◆ DESCRIÇÃO DA TAREFA
Reproduza sem nenhuma alteração as linhas dos registros abaixo, começando na que contém "date-label: 11月3日 bbox=[516, 19, 574, 37]" e terminando na que contém "y-tick-label: 17 bbox=[20, 191, 38, 209]", ambas incluídas.

(Entradas de elementos anotados)
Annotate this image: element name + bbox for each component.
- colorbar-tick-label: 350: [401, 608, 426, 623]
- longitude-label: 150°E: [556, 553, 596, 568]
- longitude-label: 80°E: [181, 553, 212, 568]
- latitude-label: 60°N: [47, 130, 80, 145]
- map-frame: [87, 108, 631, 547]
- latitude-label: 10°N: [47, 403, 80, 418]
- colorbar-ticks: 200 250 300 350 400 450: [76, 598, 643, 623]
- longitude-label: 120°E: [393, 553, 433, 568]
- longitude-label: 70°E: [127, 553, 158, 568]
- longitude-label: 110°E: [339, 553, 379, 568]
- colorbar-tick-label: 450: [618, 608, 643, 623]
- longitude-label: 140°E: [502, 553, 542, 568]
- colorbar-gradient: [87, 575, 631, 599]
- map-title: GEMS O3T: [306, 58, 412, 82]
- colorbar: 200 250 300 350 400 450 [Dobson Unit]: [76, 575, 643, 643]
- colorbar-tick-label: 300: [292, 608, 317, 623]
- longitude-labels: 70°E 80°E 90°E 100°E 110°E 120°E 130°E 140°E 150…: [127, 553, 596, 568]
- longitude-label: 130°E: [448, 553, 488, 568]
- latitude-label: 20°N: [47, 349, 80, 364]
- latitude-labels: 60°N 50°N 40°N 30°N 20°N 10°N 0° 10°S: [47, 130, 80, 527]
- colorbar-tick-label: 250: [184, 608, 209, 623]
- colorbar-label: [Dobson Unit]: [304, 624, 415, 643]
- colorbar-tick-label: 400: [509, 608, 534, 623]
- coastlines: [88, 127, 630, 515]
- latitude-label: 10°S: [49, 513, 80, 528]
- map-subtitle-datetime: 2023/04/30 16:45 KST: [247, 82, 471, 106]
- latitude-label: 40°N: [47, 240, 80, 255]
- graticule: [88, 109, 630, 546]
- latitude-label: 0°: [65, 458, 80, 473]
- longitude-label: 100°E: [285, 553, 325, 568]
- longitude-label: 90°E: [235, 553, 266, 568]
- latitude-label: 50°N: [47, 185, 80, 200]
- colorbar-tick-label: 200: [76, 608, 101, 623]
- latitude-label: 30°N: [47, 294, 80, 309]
...
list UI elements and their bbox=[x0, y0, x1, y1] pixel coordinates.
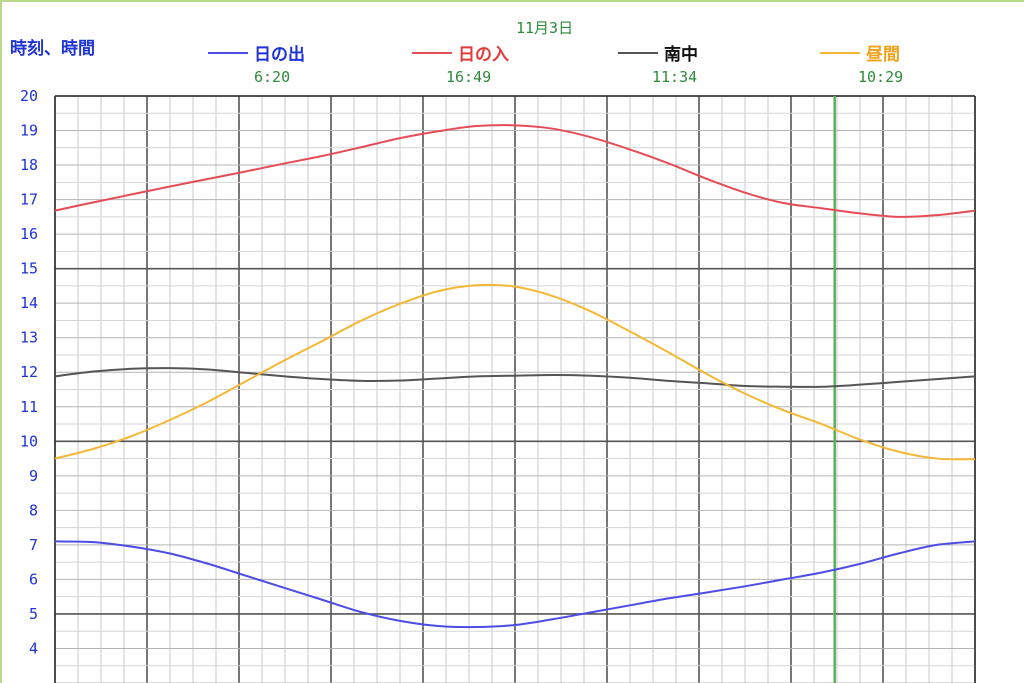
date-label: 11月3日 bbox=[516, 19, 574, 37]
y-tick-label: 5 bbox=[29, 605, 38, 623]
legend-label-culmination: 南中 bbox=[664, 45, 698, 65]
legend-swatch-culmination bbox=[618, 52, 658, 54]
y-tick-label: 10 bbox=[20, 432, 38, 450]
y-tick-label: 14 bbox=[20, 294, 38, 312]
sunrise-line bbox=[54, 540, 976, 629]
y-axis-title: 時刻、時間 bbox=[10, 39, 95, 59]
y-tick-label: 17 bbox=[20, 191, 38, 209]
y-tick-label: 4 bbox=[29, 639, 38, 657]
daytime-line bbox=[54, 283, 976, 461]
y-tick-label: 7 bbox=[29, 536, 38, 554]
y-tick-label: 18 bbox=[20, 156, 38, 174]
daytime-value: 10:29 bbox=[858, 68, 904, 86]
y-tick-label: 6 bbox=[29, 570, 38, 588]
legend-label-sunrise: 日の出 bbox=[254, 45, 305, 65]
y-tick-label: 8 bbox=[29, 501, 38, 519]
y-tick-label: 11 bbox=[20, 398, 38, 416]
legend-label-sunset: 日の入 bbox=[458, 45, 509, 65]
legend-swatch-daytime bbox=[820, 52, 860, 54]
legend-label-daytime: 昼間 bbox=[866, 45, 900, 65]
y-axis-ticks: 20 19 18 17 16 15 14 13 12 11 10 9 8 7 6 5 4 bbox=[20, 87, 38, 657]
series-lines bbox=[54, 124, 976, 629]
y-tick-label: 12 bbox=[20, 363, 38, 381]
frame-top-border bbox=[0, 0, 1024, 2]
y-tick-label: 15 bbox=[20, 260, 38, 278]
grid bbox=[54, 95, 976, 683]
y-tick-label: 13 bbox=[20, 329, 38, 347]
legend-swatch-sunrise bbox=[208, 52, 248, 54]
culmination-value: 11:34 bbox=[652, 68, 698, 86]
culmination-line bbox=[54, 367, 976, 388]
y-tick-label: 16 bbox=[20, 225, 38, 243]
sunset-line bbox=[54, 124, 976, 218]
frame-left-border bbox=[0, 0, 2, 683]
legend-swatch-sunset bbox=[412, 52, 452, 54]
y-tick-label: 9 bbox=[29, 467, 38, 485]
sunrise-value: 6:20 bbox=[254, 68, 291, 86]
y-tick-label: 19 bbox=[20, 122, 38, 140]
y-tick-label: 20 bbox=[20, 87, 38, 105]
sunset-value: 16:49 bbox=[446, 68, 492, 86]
--
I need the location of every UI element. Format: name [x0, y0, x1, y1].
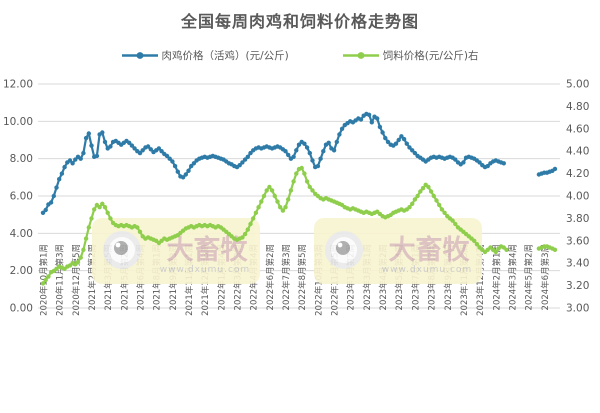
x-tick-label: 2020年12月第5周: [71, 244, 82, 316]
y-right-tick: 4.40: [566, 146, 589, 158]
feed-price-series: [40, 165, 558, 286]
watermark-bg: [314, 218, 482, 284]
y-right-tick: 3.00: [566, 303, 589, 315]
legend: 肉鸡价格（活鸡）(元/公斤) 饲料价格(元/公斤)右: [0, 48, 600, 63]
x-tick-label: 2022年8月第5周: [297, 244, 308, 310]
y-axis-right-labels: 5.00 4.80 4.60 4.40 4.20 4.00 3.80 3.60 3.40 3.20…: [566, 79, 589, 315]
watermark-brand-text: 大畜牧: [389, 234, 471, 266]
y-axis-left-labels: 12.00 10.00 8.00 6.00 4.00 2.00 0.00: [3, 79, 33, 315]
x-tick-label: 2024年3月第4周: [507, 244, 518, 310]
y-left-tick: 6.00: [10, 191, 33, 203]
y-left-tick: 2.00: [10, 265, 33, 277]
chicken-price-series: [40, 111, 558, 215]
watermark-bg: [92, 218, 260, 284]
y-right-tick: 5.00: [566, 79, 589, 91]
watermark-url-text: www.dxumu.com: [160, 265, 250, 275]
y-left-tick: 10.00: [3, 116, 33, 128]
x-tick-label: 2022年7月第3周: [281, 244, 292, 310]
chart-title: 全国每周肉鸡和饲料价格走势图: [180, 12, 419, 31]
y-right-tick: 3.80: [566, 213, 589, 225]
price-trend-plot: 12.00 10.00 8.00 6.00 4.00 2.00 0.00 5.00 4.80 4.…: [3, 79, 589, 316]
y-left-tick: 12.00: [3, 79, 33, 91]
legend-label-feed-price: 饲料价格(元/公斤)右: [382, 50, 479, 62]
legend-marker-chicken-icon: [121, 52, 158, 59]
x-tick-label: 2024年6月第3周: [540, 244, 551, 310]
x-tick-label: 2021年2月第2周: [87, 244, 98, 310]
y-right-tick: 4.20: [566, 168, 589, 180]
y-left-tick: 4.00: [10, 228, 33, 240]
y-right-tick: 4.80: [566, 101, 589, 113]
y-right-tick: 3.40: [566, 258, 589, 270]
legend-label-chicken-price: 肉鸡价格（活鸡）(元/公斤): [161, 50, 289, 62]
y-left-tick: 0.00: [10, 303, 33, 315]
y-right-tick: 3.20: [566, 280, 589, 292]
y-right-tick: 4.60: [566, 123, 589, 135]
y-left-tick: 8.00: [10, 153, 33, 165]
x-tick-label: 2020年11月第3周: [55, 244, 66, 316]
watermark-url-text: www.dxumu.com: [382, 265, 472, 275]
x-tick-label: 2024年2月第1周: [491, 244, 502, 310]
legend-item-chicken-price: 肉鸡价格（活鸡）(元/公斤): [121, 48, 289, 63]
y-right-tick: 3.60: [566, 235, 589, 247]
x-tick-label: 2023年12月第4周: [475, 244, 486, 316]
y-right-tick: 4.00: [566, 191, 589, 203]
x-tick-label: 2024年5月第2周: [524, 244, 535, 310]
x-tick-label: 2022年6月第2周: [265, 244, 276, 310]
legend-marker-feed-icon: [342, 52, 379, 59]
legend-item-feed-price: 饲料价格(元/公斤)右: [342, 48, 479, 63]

◆ RESPOSTA ESCRITA
date-label: 11月3日 bbox=[516, 19, 574, 37]
y-tick-label: 5 bbox=[29, 605, 38, 623]
legend-label-culmination: 南中 bbox=[664, 45, 698, 65]
legend-swatch-culmination bbox=[618, 52, 658, 54]
y-tick-label: 10 bbox=[20, 432, 38, 450]
y-tick-label: 14 bbox=[20, 294, 38, 312]
sunrise-line bbox=[54, 540, 976, 629]
y-axis-title: 時刻、時間 bbox=[10, 39, 95, 59]
y-tick-label: 17 bbox=[20, 191, 38, 209]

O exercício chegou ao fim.